### Data for the task
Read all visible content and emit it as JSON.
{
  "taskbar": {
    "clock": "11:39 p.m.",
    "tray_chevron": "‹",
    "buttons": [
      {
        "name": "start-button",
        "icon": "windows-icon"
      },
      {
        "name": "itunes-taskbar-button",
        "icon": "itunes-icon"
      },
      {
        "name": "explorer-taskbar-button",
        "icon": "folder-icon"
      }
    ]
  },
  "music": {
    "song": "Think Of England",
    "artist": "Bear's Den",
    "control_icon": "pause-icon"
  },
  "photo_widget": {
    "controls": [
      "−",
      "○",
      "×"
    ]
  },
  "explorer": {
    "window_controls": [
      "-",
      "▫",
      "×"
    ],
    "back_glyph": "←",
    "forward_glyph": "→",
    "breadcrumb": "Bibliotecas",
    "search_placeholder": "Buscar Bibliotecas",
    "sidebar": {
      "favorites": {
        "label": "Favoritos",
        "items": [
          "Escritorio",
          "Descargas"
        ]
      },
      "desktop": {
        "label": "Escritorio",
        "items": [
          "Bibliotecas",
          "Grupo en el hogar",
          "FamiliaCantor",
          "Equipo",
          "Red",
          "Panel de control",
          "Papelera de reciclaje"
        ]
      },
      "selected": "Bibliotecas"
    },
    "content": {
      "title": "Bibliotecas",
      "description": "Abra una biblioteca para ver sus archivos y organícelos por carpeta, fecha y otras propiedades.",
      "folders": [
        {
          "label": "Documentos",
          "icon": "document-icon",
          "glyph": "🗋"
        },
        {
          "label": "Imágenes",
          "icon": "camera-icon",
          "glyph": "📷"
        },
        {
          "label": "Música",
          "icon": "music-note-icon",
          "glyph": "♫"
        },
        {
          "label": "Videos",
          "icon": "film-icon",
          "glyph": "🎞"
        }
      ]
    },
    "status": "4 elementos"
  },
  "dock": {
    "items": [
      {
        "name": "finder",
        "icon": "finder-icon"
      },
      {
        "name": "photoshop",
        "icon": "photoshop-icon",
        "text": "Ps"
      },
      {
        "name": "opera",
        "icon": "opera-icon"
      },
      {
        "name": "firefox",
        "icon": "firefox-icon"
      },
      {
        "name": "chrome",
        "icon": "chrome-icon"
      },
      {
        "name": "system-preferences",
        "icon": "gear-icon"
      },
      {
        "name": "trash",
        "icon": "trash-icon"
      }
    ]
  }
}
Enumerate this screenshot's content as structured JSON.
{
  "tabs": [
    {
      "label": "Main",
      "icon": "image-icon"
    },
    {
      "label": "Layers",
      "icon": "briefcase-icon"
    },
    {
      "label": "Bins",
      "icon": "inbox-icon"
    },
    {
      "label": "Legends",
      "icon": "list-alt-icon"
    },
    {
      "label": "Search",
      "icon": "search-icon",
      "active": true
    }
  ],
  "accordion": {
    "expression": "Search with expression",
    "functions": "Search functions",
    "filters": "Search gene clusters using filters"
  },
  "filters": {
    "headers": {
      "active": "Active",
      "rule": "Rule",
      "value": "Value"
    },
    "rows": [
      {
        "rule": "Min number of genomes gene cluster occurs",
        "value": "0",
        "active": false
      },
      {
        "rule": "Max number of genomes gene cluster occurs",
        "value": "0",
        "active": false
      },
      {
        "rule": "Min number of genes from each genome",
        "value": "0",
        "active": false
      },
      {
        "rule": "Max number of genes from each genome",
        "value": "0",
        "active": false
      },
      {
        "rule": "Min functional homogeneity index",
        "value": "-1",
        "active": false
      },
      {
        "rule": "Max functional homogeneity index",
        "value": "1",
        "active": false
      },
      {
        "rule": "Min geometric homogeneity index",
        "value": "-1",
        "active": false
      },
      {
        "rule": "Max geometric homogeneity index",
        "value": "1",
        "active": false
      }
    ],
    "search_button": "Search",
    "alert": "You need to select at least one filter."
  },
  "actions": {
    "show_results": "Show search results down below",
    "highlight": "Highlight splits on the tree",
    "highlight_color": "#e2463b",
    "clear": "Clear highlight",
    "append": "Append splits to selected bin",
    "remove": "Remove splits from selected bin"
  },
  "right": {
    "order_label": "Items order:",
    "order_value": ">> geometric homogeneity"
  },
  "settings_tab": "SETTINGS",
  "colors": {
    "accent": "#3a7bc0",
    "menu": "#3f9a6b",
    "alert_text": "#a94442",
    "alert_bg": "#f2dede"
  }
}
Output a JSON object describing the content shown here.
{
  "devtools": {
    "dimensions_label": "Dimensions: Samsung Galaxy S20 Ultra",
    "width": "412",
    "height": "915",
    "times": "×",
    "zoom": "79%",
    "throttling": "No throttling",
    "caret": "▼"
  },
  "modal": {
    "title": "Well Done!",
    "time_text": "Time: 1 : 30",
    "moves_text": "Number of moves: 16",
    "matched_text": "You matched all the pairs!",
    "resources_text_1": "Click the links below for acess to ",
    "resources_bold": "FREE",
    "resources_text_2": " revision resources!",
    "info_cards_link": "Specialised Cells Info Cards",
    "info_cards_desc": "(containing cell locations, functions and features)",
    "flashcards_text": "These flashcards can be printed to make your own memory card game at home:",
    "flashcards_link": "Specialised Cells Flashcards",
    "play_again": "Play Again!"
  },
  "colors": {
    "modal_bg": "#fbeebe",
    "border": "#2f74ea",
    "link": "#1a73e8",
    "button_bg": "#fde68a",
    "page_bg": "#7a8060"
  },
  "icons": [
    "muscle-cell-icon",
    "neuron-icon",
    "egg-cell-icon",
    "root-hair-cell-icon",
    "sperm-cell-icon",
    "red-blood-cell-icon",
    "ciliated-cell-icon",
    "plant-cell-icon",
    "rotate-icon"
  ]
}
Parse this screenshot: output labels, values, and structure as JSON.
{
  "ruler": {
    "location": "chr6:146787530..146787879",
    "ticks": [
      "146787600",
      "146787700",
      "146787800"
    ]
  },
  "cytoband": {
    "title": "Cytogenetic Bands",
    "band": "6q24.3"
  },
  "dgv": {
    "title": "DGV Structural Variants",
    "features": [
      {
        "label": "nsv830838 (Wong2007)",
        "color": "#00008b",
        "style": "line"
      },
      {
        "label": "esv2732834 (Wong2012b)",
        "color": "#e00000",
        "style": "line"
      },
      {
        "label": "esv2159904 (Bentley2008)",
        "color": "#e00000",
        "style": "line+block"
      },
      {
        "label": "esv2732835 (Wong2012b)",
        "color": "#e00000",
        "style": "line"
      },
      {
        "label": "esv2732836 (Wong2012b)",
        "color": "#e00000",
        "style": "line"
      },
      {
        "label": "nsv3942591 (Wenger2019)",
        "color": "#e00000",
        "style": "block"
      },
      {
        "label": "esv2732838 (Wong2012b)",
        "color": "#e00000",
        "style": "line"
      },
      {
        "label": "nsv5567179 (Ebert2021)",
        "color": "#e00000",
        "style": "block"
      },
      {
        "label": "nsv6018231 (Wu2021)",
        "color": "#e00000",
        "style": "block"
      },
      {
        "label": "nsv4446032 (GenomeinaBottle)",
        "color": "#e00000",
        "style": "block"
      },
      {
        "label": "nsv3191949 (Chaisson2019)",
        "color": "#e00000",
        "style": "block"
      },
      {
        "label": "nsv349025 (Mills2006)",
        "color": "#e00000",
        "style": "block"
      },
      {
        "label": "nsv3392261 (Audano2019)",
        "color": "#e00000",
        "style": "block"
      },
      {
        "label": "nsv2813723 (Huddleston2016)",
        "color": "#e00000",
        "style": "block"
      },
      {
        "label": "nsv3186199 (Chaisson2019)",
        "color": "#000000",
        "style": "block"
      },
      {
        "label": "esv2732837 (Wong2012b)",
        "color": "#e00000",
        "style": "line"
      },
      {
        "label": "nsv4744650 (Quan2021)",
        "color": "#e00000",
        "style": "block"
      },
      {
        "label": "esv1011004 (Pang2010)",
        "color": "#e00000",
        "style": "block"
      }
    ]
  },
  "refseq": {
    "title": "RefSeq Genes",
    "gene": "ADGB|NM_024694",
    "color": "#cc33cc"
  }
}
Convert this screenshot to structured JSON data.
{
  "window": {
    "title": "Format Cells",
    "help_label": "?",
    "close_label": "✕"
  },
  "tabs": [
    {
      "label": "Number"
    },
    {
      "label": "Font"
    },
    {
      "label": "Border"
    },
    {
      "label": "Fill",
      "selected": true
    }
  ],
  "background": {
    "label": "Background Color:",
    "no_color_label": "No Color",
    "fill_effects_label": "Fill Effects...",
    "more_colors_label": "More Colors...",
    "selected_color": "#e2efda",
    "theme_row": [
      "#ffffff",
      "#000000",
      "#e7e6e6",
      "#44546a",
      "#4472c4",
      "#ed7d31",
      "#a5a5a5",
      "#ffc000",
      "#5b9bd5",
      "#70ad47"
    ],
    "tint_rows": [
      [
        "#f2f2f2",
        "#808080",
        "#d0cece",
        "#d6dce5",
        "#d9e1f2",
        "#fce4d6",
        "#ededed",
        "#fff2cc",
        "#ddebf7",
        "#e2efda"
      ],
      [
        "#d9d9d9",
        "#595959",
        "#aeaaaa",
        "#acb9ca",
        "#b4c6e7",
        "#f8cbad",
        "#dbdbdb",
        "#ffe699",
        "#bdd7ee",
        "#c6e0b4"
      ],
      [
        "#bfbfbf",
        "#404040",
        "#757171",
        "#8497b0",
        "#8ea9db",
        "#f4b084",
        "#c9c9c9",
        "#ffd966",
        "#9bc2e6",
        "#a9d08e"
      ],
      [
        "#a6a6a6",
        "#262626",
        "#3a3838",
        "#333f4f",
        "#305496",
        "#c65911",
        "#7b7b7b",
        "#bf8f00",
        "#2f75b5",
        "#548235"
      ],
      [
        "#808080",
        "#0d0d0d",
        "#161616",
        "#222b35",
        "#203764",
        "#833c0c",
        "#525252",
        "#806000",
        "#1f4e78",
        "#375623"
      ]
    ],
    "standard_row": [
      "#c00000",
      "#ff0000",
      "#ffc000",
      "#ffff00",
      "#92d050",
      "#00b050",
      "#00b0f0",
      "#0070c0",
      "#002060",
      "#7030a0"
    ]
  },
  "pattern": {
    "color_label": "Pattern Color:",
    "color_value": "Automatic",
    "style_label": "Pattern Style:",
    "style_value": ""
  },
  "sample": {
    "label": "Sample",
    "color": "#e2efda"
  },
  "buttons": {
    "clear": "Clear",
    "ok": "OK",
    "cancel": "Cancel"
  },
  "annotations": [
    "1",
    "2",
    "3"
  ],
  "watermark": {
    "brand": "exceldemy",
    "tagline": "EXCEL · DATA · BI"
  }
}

### Problem to work on
In how many lines of the records does the word "genomes" occur? Reply with the number only.

### Completed exercise
2